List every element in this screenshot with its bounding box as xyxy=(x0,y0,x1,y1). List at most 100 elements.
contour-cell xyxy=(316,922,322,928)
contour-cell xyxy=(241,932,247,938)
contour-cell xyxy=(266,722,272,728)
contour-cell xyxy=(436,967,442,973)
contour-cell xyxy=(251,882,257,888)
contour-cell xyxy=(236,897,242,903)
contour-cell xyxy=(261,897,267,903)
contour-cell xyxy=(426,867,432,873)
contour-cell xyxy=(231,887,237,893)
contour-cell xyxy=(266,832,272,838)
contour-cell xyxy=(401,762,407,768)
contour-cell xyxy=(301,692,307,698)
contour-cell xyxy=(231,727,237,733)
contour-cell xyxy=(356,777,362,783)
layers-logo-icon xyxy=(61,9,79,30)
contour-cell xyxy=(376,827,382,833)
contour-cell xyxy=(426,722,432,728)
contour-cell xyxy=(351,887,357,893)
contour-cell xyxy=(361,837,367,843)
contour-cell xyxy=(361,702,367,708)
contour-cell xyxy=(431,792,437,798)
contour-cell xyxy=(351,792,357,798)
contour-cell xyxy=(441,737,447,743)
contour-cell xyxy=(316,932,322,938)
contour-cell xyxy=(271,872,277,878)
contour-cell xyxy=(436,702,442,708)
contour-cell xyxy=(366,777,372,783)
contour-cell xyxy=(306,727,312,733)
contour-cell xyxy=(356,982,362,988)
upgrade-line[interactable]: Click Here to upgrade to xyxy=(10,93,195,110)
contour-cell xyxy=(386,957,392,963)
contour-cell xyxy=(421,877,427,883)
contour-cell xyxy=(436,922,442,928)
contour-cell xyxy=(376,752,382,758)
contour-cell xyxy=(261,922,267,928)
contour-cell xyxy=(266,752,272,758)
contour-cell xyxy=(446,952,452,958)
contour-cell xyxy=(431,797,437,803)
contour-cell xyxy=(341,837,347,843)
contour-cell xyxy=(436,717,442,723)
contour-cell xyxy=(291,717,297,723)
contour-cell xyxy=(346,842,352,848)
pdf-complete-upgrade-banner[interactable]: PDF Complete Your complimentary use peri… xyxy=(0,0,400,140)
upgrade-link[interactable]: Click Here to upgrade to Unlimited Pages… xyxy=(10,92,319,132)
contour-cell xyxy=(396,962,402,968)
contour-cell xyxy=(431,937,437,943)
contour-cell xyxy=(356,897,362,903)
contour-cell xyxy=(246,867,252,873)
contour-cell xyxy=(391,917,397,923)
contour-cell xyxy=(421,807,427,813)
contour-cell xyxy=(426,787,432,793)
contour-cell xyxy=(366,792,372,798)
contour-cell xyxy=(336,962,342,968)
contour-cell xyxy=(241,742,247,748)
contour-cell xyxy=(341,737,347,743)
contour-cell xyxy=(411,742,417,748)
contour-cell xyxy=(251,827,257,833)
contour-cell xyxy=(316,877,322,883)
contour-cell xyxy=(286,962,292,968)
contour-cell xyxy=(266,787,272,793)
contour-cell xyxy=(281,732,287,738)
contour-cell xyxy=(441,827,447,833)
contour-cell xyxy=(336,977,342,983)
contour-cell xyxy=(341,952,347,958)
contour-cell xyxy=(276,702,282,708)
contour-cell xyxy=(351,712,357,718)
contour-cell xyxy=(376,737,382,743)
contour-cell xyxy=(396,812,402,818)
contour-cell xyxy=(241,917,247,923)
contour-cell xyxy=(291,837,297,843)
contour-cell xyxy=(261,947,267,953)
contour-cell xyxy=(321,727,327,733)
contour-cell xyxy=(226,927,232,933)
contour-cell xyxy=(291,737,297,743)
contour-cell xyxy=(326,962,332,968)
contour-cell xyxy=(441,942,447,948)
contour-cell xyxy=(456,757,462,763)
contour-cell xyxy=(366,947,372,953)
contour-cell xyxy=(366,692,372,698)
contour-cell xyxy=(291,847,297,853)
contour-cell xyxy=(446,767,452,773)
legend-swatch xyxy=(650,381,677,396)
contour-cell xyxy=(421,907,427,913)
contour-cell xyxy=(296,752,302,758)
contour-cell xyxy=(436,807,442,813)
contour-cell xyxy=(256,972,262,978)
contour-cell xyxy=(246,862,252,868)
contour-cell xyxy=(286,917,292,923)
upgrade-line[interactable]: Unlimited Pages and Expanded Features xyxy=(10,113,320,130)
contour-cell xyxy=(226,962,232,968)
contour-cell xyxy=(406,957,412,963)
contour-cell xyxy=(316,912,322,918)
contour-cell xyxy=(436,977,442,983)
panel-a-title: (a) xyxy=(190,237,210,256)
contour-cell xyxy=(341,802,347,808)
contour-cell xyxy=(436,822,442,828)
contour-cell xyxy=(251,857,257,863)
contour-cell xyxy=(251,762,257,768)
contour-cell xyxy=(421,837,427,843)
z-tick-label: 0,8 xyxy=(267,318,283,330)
**********
# Consigne
Mettez à jour les entrées ci-dessus en remplaçant partout « upgrade-line » par « upgrade-text », sans rien modifier d'autre.

# Résultat
List every element in this screenshot with its bounding box as xyxy=(x0,y0,x1,y1). List at most 100 elements.
contour-cell xyxy=(316,922,322,928)
contour-cell xyxy=(241,932,247,938)
contour-cell xyxy=(266,722,272,728)
contour-cell xyxy=(436,967,442,973)
contour-cell xyxy=(251,882,257,888)
contour-cell xyxy=(236,897,242,903)
contour-cell xyxy=(261,897,267,903)
contour-cell xyxy=(426,867,432,873)
contour-cell xyxy=(231,887,237,893)
contour-cell xyxy=(266,832,272,838)
contour-cell xyxy=(401,762,407,768)
contour-cell xyxy=(301,692,307,698)
contour-cell xyxy=(231,727,237,733)
contour-cell xyxy=(356,777,362,783)
layers-logo-icon xyxy=(61,9,79,30)
contour-cell xyxy=(376,827,382,833)
contour-cell xyxy=(426,722,432,728)
contour-cell xyxy=(351,887,357,893)
contour-cell xyxy=(361,837,367,843)
contour-cell xyxy=(361,702,367,708)
contour-cell xyxy=(431,792,437,798)
contour-cell xyxy=(351,792,357,798)
contour-cell xyxy=(441,737,447,743)
contour-cell xyxy=(316,932,322,938)
contour-cell xyxy=(271,872,277,878)
contour-cell xyxy=(436,702,442,708)
contour-cell xyxy=(366,777,372,783)
contour-cell xyxy=(306,727,312,733)
contour-cell xyxy=(356,982,362,988)
upgrade-text[interactable]: Click Here to upgrade to xyxy=(10,93,195,110)
contour-cell xyxy=(386,957,392,963)
contour-cell xyxy=(421,877,427,883)
contour-cell xyxy=(436,922,442,928)
contour-cell xyxy=(376,752,382,758)
contour-cell xyxy=(261,922,267,928)
contour-cell xyxy=(266,752,272,758)
contour-cell xyxy=(446,952,452,958)
contour-cell xyxy=(431,797,437,803)
contour-cell xyxy=(341,837,347,843)
contour-cell xyxy=(436,717,442,723)
contour-cell xyxy=(291,717,297,723)
contour-cell xyxy=(346,842,352,848)
pdf-complete-upgrade-banner[interactable]: PDF Complete Your complimentary use peri… xyxy=(0,0,400,140)
upgrade-link[interactable]: Click Here to upgrade to Unlimited Pages… xyxy=(10,92,319,132)
contour-cell xyxy=(396,962,402,968)
contour-cell xyxy=(431,937,437,943)
contour-cell xyxy=(356,897,362,903)
contour-cell xyxy=(246,867,252,873)
contour-cell xyxy=(391,917,397,923)
contour-cell xyxy=(421,807,427,813)
contour-cell xyxy=(426,787,432,793)
contour-cell xyxy=(366,792,372,798)
contour-cell xyxy=(336,962,342,968)
contour-cell xyxy=(241,742,247,748)
contour-cell xyxy=(341,737,347,743)
contour-cell xyxy=(411,742,417,748)
contour-cell xyxy=(251,827,257,833)
contour-cell xyxy=(316,877,322,883)
contour-cell xyxy=(286,962,292,968)
contour-cell xyxy=(266,787,272,793)
contour-cell xyxy=(281,732,287,738)
contour-cell xyxy=(441,827,447,833)
contour-cell xyxy=(336,977,342,983)
contour-cell xyxy=(341,952,347,958)
contour-cell xyxy=(276,702,282,708)
contour-cell xyxy=(351,712,357,718)
contour-cell xyxy=(376,737,382,743)
contour-cell xyxy=(396,812,402,818)
contour-cell xyxy=(241,917,247,923)
contour-cell xyxy=(291,837,297,843)
contour-cell xyxy=(261,947,267,953)
contour-cell xyxy=(321,727,327,733)
contour-cell xyxy=(226,927,232,933)
contour-cell xyxy=(291,737,297,743)
contour-cell xyxy=(326,962,332,968)
contour-cell xyxy=(441,942,447,948)
contour-cell xyxy=(456,757,462,763)
contour-cell xyxy=(366,947,372,953)
contour-cell xyxy=(366,692,372,698)
contour-cell xyxy=(291,847,297,853)
contour-cell xyxy=(446,767,452,773)
legend-swatch xyxy=(650,381,677,396)
contour-cell xyxy=(421,907,427,913)
contour-cell xyxy=(296,752,302,758)
contour-cell xyxy=(436,807,442,813)
contour-cell xyxy=(256,972,262,978)
contour-cell xyxy=(246,862,252,868)
contour-cell xyxy=(286,917,292,923)
upgrade-text[interactable]: Unlimited Pages and Expanded Features xyxy=(10,113,320,130)
contour-cell xyxy=(226,962,232,968)
contour-cell xyxy=(406,957,412,963)
contour-cell xyxy=(316,912,322,918)
contour-cell xyxy=(436,977,442,983)
panel-a-title: (a) xyxy=(190,237,210,256)
contour-cell xyxy=(341,802,347,808)
contour-cell xyxy=(436,822,442,828)
contour-cell xyxy=(251,857,257,863)
contour-cell xyxy=(251,762,257,768)
contour-cell xyxy=(421,837,427,843)
z-tick-label: 0,8 xyxy=(267,318,283,330)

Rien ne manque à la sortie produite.